#### Set exercise:
Below are the records; pull every line that includes "Billion".

#### Supplied records:
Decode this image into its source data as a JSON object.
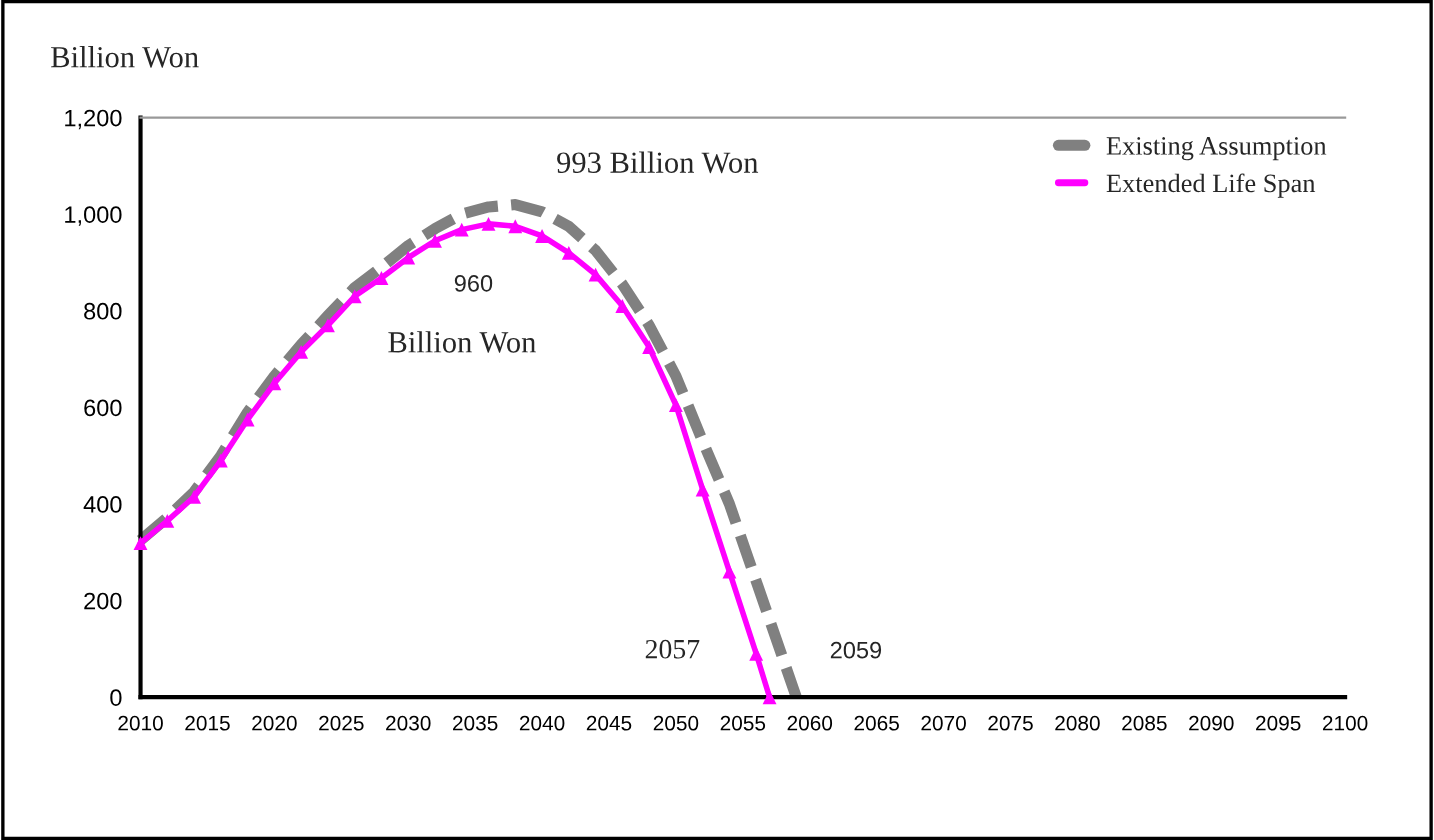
{
  "chart_data": {
    "type": "line",
    "ylabel": "Billion Won",
    "xlim": [
      2010,
      2100
    ],
    "xticks": [
      2010,
      2015,
      2020,
      2025,
      2030,
      2035,
      2040,
      2045,
      2050,
      2055,
      2060,
      2065,
      2070,
      2075,
      2080,
      2085,
      2090,
      2095,
      2100
    ],
    "ylim": [
      0,
      1200
    ],
    "yticks": [
      0,
      200,
      400,
      600,
      800,
      {
        "value": 1000,
        "label": "1,000"
      },
      {
        "value": 1200,
        "label": "1,200"
      }
    ],
    "grid": false,
    "legend": "top right",
    "series": [
      {
        "name": "Existing Assumption",
        "color": "#808080",
        "line_style": "dashed",
        "marker": "none",
        "x": [
          2010,
          2012,
          2014,
          2016,
          2018,
          2020,
          2022,
          2024,
          2026,
          2028,
          2030,
          2032,
          2034,
          2036,
          2038,
          2040,
          2042,
          2044,
          2046,
          2048,
          2050,
          2052,
          2054,
          2056,
          2058,
          2059
        ],
        "values": [
          325,
          372,
          425,
          500,
          590,
          665,
          730,
          790,
          848,
          890,
          935,
          970,
          1000,
          1015,
          1020,
          1005,
          975,
          925,
          855,
          770,
          665,
          530,
          400,
          240,
          80,
          0
        ]
      },
      {
        "name": "Extended Life Span",
        "color": "#ff00ff",
        "line_style": "solid",
        "marker": "triangle",
        "x": [
          2010,
          2012,
          2014,
          2016,
          2018,
          2020,
          2022,
          2024,
          2026,
          2028,
          2030,
          2032,
          2034,
          2036,
          2038,
          2040,
          2042,
          2044,
          2046,
          2048,
          2050,
          2052,
          2054,
          2056,
          2057
        ],
        "values": [
          319,
          365,
          415,
          490,
          575,
          650,
          715,
          770,
          830,
          868,
          910,
          945,
          968,
          980,
          975,
          955,
          920,
          875,
          810,
          725,
          605,
          430,
          260,
          90,
          0
        ]
      }
    ],
    "annotations": [
      "993 Billion Won",
      "960",
      "Billion Won",
      {
        "text": "2057",
        "x": 2057,
        "y": 0
      },
      {
        "text": "2059",
        "x": 2059,
        "y": 0
      }
    ]
  }
}
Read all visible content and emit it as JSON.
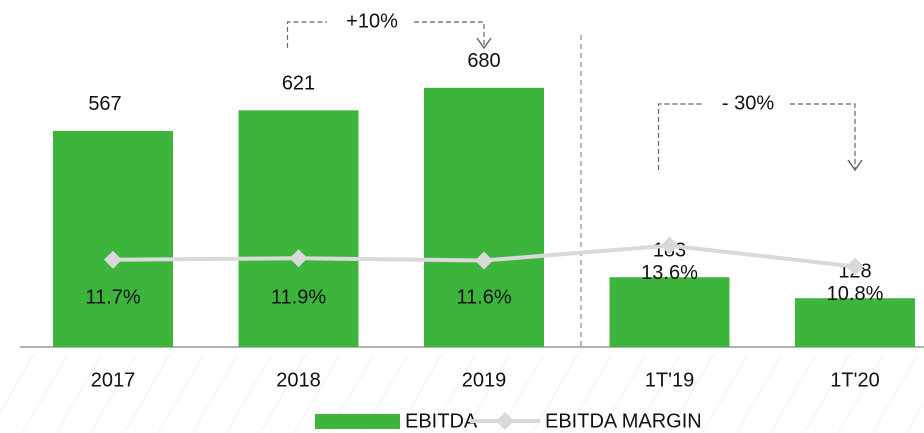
{
  "chart_data": {
    "type": "bar",
    "categories": [
      "2017",
      "2018",
      "2019",
      "1T'19",
      "1T'20"
    ],
    "series": [
      {
        "name": "EBITDA",
        "color": "#3db53d",
        "values": [
          567,
          621,
          680,
          183,
          128
        ]
      },
      {
        "name": "EBITDA MARGIN",
        "color": "#d9d9d9",
        "type": "line",
        "axis": "y2",
        "values": [
          11.7,
          11.9,
          11.6,
          13.6,
          10.8
        ],
        "value_labels": [
          "11.7%",
          "11.9%",
          "11.6%",
          "13.6%",
          "10.8%"
        ]
      }
    ],
    "ylim": [
      0,
      900
    ],
    "y2lim": [
      0,
      46
    ],
    "annotations": [
      {
        "text": "+10%",
        "from": 1,
        "to": 2
      },
      {
        "text": "- 30%",
        "from": 3,
        "to": 4
      }
    ],
    "legend": "bottom"
  }
}
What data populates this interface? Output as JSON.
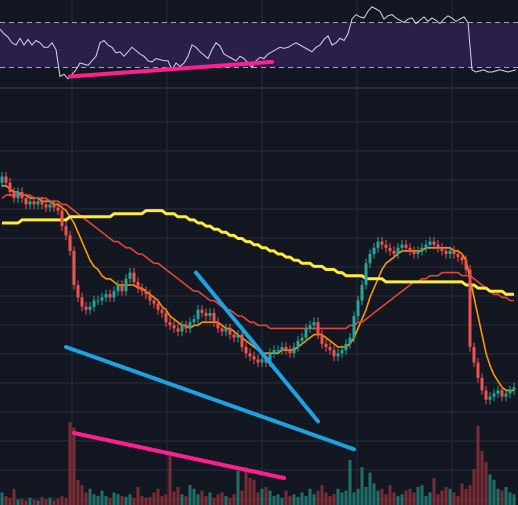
{
  "colors": {
    "background": "#131722",
    "grid": "#2a2e39",
    "rsi_band": "#2a1f4a",
    "rsi_line": "#d6d6e0",
    "rsi_band_border": "#c8c8d0",
    "candle_up": "#26a69a",
    "candle_down": "#ef5350",
    "vol_up": "#1f6f66",
    "vol_down": "#7a2b33",
    "ma_fast": "#ff9800",
    "ma_mid": "#e0463b",
    "ma_slow": "#ffeb3b",
    "trend_blue": "#1fa2e0",
    "trend_pink": "#ff1f8e"
  },
  "chart_data": [
    {
      "type": "line",
      "panel": "rsi",
      "band": [
        30,
        70
      ],
      "ylim": [
        10,
        90
      ],
      "x": [
        0,
        4,
        8,
        12,
        16,
        20,
        24,
        28,
        32,
        36,
        40,
        44,
        48,
        52,
        56,
        60,
        64,
        68,
        72,
        76,
        80,
        84,
        88,
        92,
        96,
        100,
        104,
        108,
        112,
        116,
        120,
        124,
        128,
        132,
        136,
        140,
        144,
        148,
        152,
        156,
        160,
        164,
        168,
        172,
        176,
        180,
        184,
        188,
        192,
        196,
        200,
        204,
        208,
        212,
        216,
        220,
        224,
        228,
        232,
        236,
        240,
        244,
        248,
        252,
        256,
        260,
        264,
        268,
        272,
        276,
        280,
        284,
        288,
        292,
        296,
        300,
        304,
        308,
        312,
        316,
        320,
        324,
        328,
        332,
        336,
        340,
        344,
        348,
        352,
        356,
        360,
        364,
        368,
        372,
        376,
        380,
        384,
        388,
        392,
        396,
        400,
        404,
        408,
        412,
        416,
        420,
        424,
        428,
        432,
        436,
        440,
        444,
        448,
        452,
        456,
        460,
        464,
        468,
        472,
        476,
        480,
        484,
        488,
        492,
        496,
        500,
        504,
        508,
        512,
        516
      ],
      "values": [
        64,
        60,
        57,
        52,
        50,
        56,
        50,
        55,
        50,
        54,
        52,
        48,
        48,
        52,
        46,
        22,
        24,
        20,
        24,
        28,
        34,
        33,
        32,
        36,
        40,
        52,
        54,
        50,
        48,
        43,
        44,
        40,
        44,
        48,
        45,
        42,
        40,
        36,
        35,
        38,
        37,
        36,
        36,
        28,
        34,
        31,
        34,
        40,
        50,
        48,
        44,
        41,
        38,
        46,
        52,
        49,
        42,
        40,
        38,
        36,
        40,
        38,
        34,
        30,
        36,
        39,
        38,
        42,
        44,
        46,
        48,
        47,
        48,
        50,
        52,
        50,
        48,
        46,
        44,
        48,
        50,
        55,
        58,
        50,
        52,
        56,
        54,
        60,
        73,
        77,
        75,
        74,
        80,
        84,
        82,
        80,
        73,
        76,
        77,
        74,
        72,
        70,
        73,
        74,
        69,
        72,
        75,
        71,
        74,
        72,
        69,
        73,
        76,
        74,
        71,
        73,
        75,
        70,
        28,
        26,
        27,
        28,
        26,
        26,
        27,
        28,
        27,
        26,
        27,
        28
      ]
    },
    {
      "type": "candlestick",
      "panel": "price",
      "ylim": [
        0,
        100
      ],
      "x": [
        2,
        6,
        10,
        14,
        18,
        22,
        26,
        30,
        34,
        38,
        42,
        46,
        50,
        54,
        58,
        62,
        66,
        70,
        74,
        78,
        82,
        86,
        90,
        94,
        98,
        102,
        106,
        110,
        114,
        118,
        122,
        126,
        130,
        134,
        138,
        142,
        146,
        150,
        154,
        158,
        162,
        166,
        170,
        174,
        178,
        182,
        186,
        190,
        194,
        198,
        202,
        206,
        210,
        214,
        218,
        222,
        226,
        230,
        234,
        238,
        242,
        246,
        250,
        254,
        258,
        262,
        266,
        270,
        274,
        278,
        282,
        286,
        290,
        294,
        298,
        302,
        306,
        310,
        314,
        318,
        322,
        326,
        330,
        334,
        338,
        342,
        346,
        350,
        354,
        358,
        362,
        366,
        370,
        374,
        378,
        382,
        386,
        390,
        394,
        398,
        402,
        406,
        410,
        414,
        418,
        422,
        426,
        430,
        434,
        438,
        442,
        446,
        450,
        454,
        458,
        462,
        466,
        470,
        474,
        478,
        482,
        486,
        490,
        494,
        498,
        502,
        506,
        510,
        514
      ],
      "open": [
        83,
        85,
        83,
        80,
        78,
        80,
        78,
        76,
        77,
        76,
        77,
        76,
        75,
        76,
        75,
        74,
        69,
        66,
        61,
        50,
        46,
        43,
        42,
        43,
        45,
        45,
        46,
        47,
        46,
        48,
        50,
        48,
        52,
        54,
        51,
        49,
        48,
        47,
        45,
        44,
        42,
        41,
        38,
        37,
        36,
        35,
        37,
        36,
        38,
        39,
        42,
        41,
        40,
        41,
        38,
        36,
        35,
        36,
        34,
        33,
        34,
        30,
        28,
        27,
        26,
        25,
        26,
        25,
        28,
        29,
        29,
        30,
        29,
        28,
        30,
        32,
        33,
        36,
        37,
        38,
        34,
        31,
        30,
        29,
        27,
        28,
        29,
        31,
        33,
        40,
        45,
        50,
        57,
        60,
        62,
        64,
        63,
        62,
        61,
        60,
        62,
        63,
        62,
        61,
        60,
        61,
        62,
        63,
        64,
        63,
        62,
        61,
        60,
        61,
        60,
        59,
        58,
        55,
        30,
        25,
        20,
        16,
        13,
        14,
        15,
        16,
        14,
        15,
        16
      ],
      "close": [
        85,
        83,
        80,
        78,
        80,
        78,
        76,
        77,
        76,
        77,
        76,
        75,
        76,
        75,
        74,
        69,
        66,
        61,
        50,
        46,
        43,
        42,
        43,
        45,
        45,
        46,
        47,
        46,
        48,
        50,
        48,
        52,
        54,
        51,
        49,
        48,
        47,
        45,
        44,
        42,
        41,
        38,
        37,
        36,
        35,
        37,
        36,
        38,
        39,
        42,
        41,
        40,
        41,
        38,
        36,
        35,
        36,
        34,
        33,
        34,
        30,
        28,
        27,
        26,
        25,
        26,
        25,
        28,
        29,
        29,
        30,
        29,
        28,
        30,
        32,
        33,
        36,
        37,
        38,
        34,
        31,
        30,
        29,
        27,
        28,
        29,
        31,
        33,
        40,
        45,
        50,
        57,
        60,
        62,
        64,
        63,
        62,
        61,
        60,
        62,
        63,
        62,
        61,
        60,
        61,
        62,
        63,
        64,
        63,
        62,
        61,
        60,
        61,
        60,
        59,
        58,
        55,
        30,
        25,
        20,
        16,
        13,
        14,
        15,
        16,
        14,
        15,
        16,
        17
      ],
      "series": [
        {
          "name": "",
          "role": "ma_fast",
          "values": [
            82,
            82,
            81,
            80,
            80,
            79,
            79,
            78,
            78,
            78,
            77,
            77,
            77,
            76,
            76,
            75,
            74,
            72,
            70,
            67,
            64,
            61,
            58,
            56,
            55,
            53,
            52,
            52,
            51,
            50,
            50,
            50,
            50,
            50,
            49,
            49,
            48,
            47,
            46,
            45,
            43,
            42,
            40,
            39,
            38,
            37,
            37,
            36,
            37,
            37,
            38,
            38,
            38,
            38,
            38,
            37,
            36,
            36,
            35,
            34,
            33,
            32,
            31,
            30,
            29,
            28,
            28,
            28,
            28,
            28,
            29,
            29,
            29,
            29,
            30,
            31,
            32,
            33,
            34,
            34,
            34,
            33,
            32,
            31,
            30,
            30,
            30,
            31,
            33,
            36,
            39,
            42,
            46,
            49,
            52,
            55,
            57,
            58,
            59,
            60,
            61,
            61,
            61,
            61,
            61,
            61,
            62,
            62,
            62,
            62,
            62,
            62,
            62,
            61,
            61,
            60,
            58,
            52,
            46,
            40,
            34,
            28,
            24,
            21,
            19,
            17,
            16,
            16,
            16
          ]
        },
        {
          "name": "",
          "role": "ma_mid",
          "values": [
            78,
            79,
            79,
            79,
            79,
            79,
            79,
            79,
            78,
            78,
            78,
            78,
            77,
            77,
            77,
            76,
            76,
            75,
            74,
            73,
            72,
            71,
            70,
            69,
            68,
            67,
            66,
            65,
            64,
            64,
            63,
            62,
            62,
            61,
            60,
            60,
            59,
            58,
            57,
            57,
            56,
            55,
            54,
            53,
            52,
            51,
            50,
            49,
            48,
            48,
            47,
            46,
            45,
            45,
            44,
            43,
            42,
            42,
            41,
            40,
            40,
            39,
            38,
            38,
            37,
            37,
            37,
            36,
            36,
            36,
            36,
            36,
            36,
            36,
            36,
            36,
            36,
            36,
            36,
            36,
            36,
            36,
            36,
            36,
            36,
            36,
            36,
            37,
            37,
            38,
            38,
            39,
            40,
            41,
            42,
            43,
            44,
            45,
            46,
            47,
            48,
            49,
            50,
            51,
            51,
            52,
            52,
            53,
            53,
            53,
            54,
            54,
            54,
            54,
            54,
            53,
            53,
            53,
            52,
            51,
            50,
            49,
            48,
            47,
            47,
            46,
            46,
            45,
            45
          ]
        },
        {
          "name": "",
          "role": "ma_slow",
          "values": [
            70,
            70,
            70,
            70,
            70,
            71,
            71,
            71,
            71,
            71,
            71,
            71,
            71,
            71,
            71,
            71,
            71,
            72,
            72,
            72,
            72,
            72,
            72,
            72,
            72,
            72,
            72,
            72,
            73,
            73,
            73,
            73,
            73,
            73,
            73,
            73,
            74,
            74,
            74,
            74,
            74,
            73,
            73,
            73,
            72,
            72,
            72,
            71,
            71,
            70,
            70,
            69,
            69,
            68,
            68,
            67,
            67,
            66,
            66,
            65,
            65,
            64,
            64,
            63,
            63,
            62,
            62,
            61,
            61,
            60,
            60,
            59,
            59,
            58,
            58,
            57,
            57,
            57,
            56,
            56,
            56,
            55,
            55,
            55,
            54,
            54,
            53,
            53,
            53,
            53,
            53,
            52,
            52,
            52,
            52,
            52,
            51,
            51,
            51,
            51,
            51,
            51,
            51,
            51,
            51,
            51,
            51,
            51,
            51,
            51,
            51,
            51,
            51,
            51,
            51,
            51,
            50,
            50,
            50,
            49,
            49,
            49,
            48,
            48,
            48,
            48,
            47,
            47,
            47
          ]
        }
      ]
    },
    {
      "type": "bar",
      "panel": "volume",
      "ylim": [
        0,
        100
      ],
      "x": [
        2,
        6,
        10,
        14,
        18,
        22,
        26,
        30,
        34,
        38,
        42,
        46,
        50,
        54,
        58,
        62,
        66,
        70,
        74,
        78,
        82,
        86,
        90,
        94,
        98,
        102,
        106,
        110,
        114,
        118,
        122,
        126,
        130,
        134,
        138,
        142,
        146,
        150,
        154,
        158,
        162,
        166,
        170,
        174,
        178,
        182,
        186,
        190,
        194,
        198,
        202,
        206,
        210,
        214,
        218,
        222,
        226,
        230,
        234,
        238,
        242,
        246,
        250,
        254,
        258,
        262,
        266,
        270,
        274,
        278,
        282,
        286,
        290,
        294,
        298,
        302,
        306,
        310,
        314,
        318,
        322,
        326,
        330,
        334,
        338,
        342,
        346,
        350,
        354,
        358,
        362,
        366,
        370,
        374,
        378,
        382,
        386,
        390,
        394,
        398,
        402,
        406,
        410,
        414,
        418,
        422,
        426,
        430,
        434,
        438,
        442,
        446,
        450,
        454,
        458,
        462,
        466,
        470,
        474,
        478,
        482,
        486,
        490,
        494,
        498,
        502,
        506,
        510,
        514
      ],
      "values": [
        14,
        10,
        8,
        18,
        6,
        7,
        5,
        8,
        6,
        5,
        9,
        6,
        8,
        5,
        7,
        10,
        8,
        92,
        86,
        28,
        22,
        14,
        18,
        12,
        10,
        16,
        10,
        8,
        14,
        12,
        10,
        9,
        12,
        8,
        20,
        10,
        8,
        9,
        14,
        18,
        10,
        12,
        60,
        15,
        20,
        12,
        10,
        22,
        18,
        12,
        16,
        10,
        14,
        8,
        12,
        14,
        10,
        8,
        12,
        38,
        16,
        42,
        30,
        28,
        14,
        18,
        20,
        16,
        10,
        12,
        8,
        16,
        10,
        12,
        9,
        14,
        10,
        18,
        12,
        16,
        22,
        14,
        10,
        12,
        18,
        14,
        16,
        50,
        14,
        18,
        42,
        20,
        36,
        24,
        16,
        18,
        12,
        22,
        14,
        10,
        12,
        16,
        18,
        14,
        20,
        22,
        10,
        14,
        30,
        12,
        16,
        20,
        18,
        14,
        10,
        24,
        18,
        22,
        40,
        88,
        60,
        48,
        34,
        28,
        18,
        16,
        20,
        14,
        12
      ]
    }
  ],
  "annotations": [
    {
      "color_role": "trend_pink",
      "panel": "rsi",
      "from": [
        70,
        22
      ],
      "to": [
        272,
        35
      ]
    },
    {
      "color_role": "trend_blue",
      "panel": "price",
      "from": [
        66,
        30
      ],
      "to": [
        354,
        -3
      ]
    },
    {
      "color_role": "trend_blue",
      "panel": "price",
      "from": [
        196,
        54
      ],
      "to": [
        318,
        6
      ]
    },
    {
      "color_role": "trend_pink",
      "panel": "volume",
      "from": [
        74,
        80
      ],
      "to": [
        284,
        30
      ]
    }
  ]
}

#### Solution below:
    "ylabel": "Billion Won",
      "993 Billion Won",
      "Billion Won",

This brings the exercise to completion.